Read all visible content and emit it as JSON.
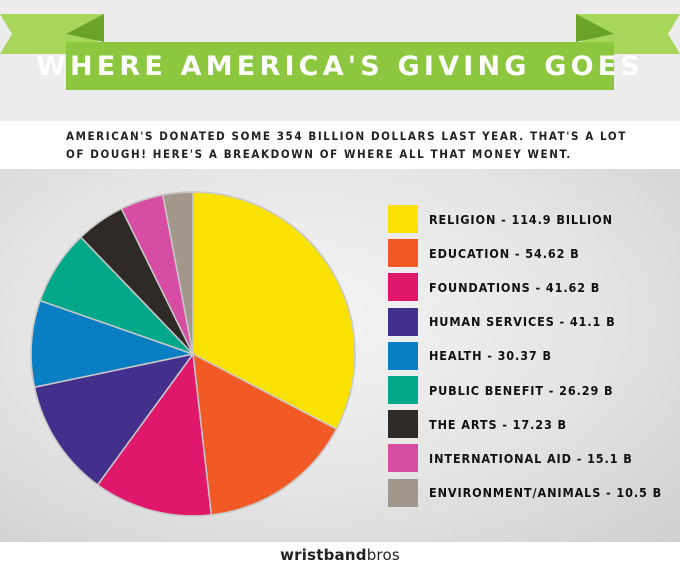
{
  "title": "WHERE AMERICA'S GIVING GOES",
  "intro": {
    "line1": "AMERICAN'S DONATED SOME 354 BILLION DOLLARS LAST YEAR. THAT'S A LOT",
    "line2": "OF DOUGH! HERE'S A BREAKDOWN OF WHERE ALL THAT MONEY WENT."
  },
  "logo": {
    "part1": "wristband",
    "part2": "bros"
  },
  "colors": {
    "banner": "#8dc63f",
    "banner_dark": "#6aa22a",
    "banner_light": "#a8d65a"
  },
  "chart_data": {
    "type": "pie",
    "legend_position": "right",
    "slices": [
      {
        "label": "RELIGION - 114.9 BILLION",
        "name": "Religion",
        "value": 114.9,
        "color": "#f9e200"
      },
      {
        "label": "EDUCATION - 54.62 B",
        "name": "Education",
        "value": 54.62,
        "color": "#f15a24"
      },
      {
        "label": "FOUNDATIONS - 41.62 B",
        "name": "Foundations",
        "value": 41.62,
        "color": "#e0186c"
      },
      {
        "label": "HUMAN SERVICES - 41.1 B",
        "name": "Human Services",
        "value": 41.1,
        "color": "#43308c"
      },
      {
        "label": "HEALTH - 30.37 B",
        "name": "Health",
        "value": 30.37,
        "color": "#0a7ec2"
      },
      {
        "label": "PUBLIC BENEFIT - 26.29 B",
        "name": "Public Benefit",
        "value": 26.29,
        "color": "#00a88a"
      },
      {
        "label": "THE ARTS - 17.23 B",
        "name": "The Arts",
        "value": 17.23,
        "color": "#2f2a26"
      },
      {
        "label": "INTERNATIONAL AID - 15.1 B",
        "name": "International Aid",
        "value": 15.1,
        "color": "#d64da3"
      },
      {
        "label": "ENVIRONMENT/ANIMALS - 10.5 B",
        "name": "Environment/Animals",
        "value": 10.5,
        "color": "#a3978c"
      }
    ]
  }
}
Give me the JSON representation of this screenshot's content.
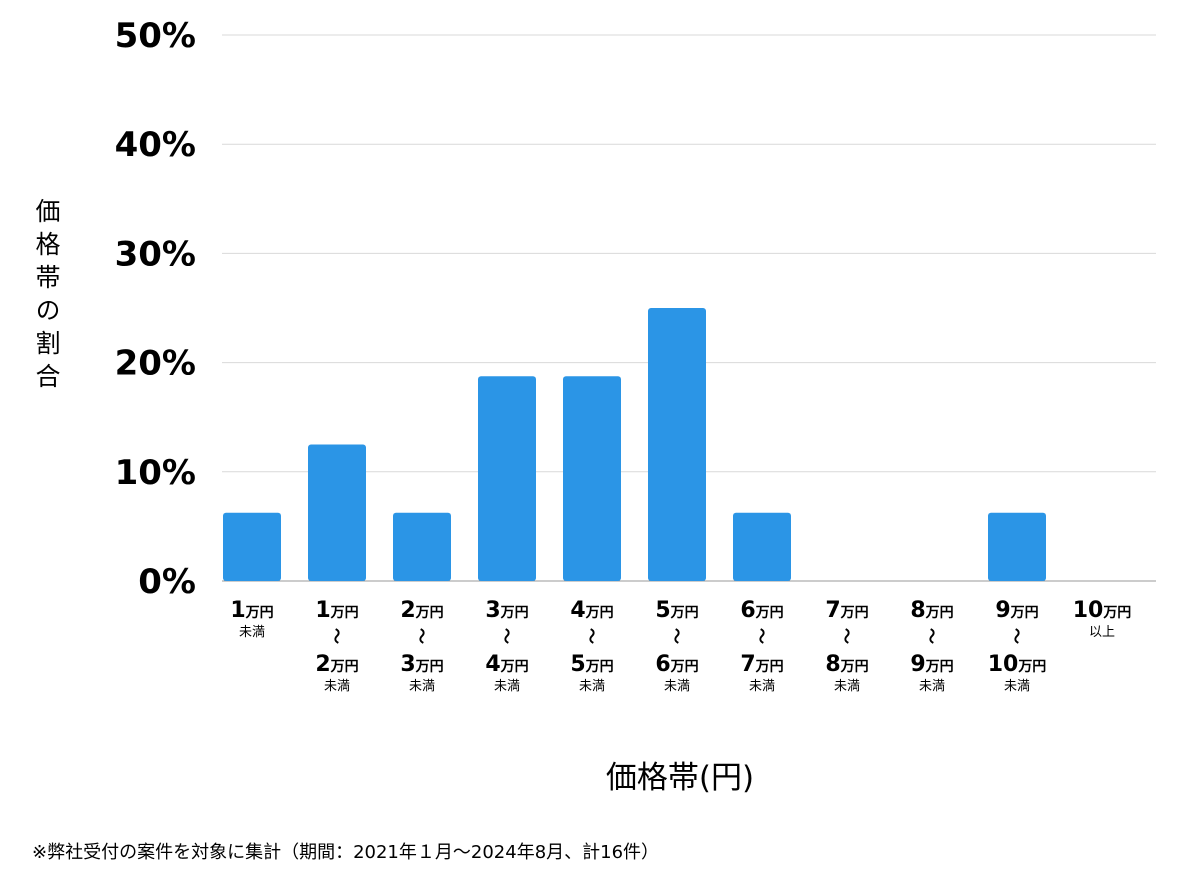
{
  "chart_data": {
    "type": "bar",
    "ylabel": "価格帯の割合",
    "xlabel": "価格帯(円)",
    "ylim": [
      0,
      50
    ],
    "yticks": [
      "0%",
      "10%",
      "20%",
      "30%",
      "40%",
      "50%"
    ],
    "grid": true,
    "bar_color": "#2B95E6",
    "unit": "万円",
    "categories": [
      {
        "from": "1",
        "to": "",
        "suffix": "未満"
      },
      {
        "from": "1",
        "to": "2",
        "suffix": "未満"
      },
      {
        "from": "2",
        "to": "3",
        "suffix": "未満"
      },
      {
        "from": "3",
        "to": "4",
        "suffix": "未満"
      },
      {
        "from": "4",
        "to": "5",
        "suffix": "未満"
      },
      {
        "from": "5",
        "to": "6",
        "suffix": "未満"
      },
      {
        "from": "6",
        "to": "7",
        "suffix": "未満"
      },
      {
        "from": "7",
        "to": "8",
        "suffix": "未満"
      },
      {
        "from": "8",
        "to": "9",
        "suffix": "未満"
      },
      {
        "from": "9",
        "to": "10",
        "suffix": "未満"
      },
      {
        "from": "10",
        "to": "",
        "suffix": "以上"
      }
    ],
    "values": [
      6.25,
      12.5,
      6.25,
      18.75,
      18.75,
      25,
      6.25,
      0,
      0,
      6.25,
      0
    ]
  },
  "footnote": "※弊社受付の案件を対象に集計（期間：2021年１月〜2024年8月、計16件）"
}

□ □ □ □

__Stated problem__
Pull every line containing the word "JSON" out of the material.

__The output__
Read all visible content and emit it as JSON.
Give me the JSON representation of this screenshot's content.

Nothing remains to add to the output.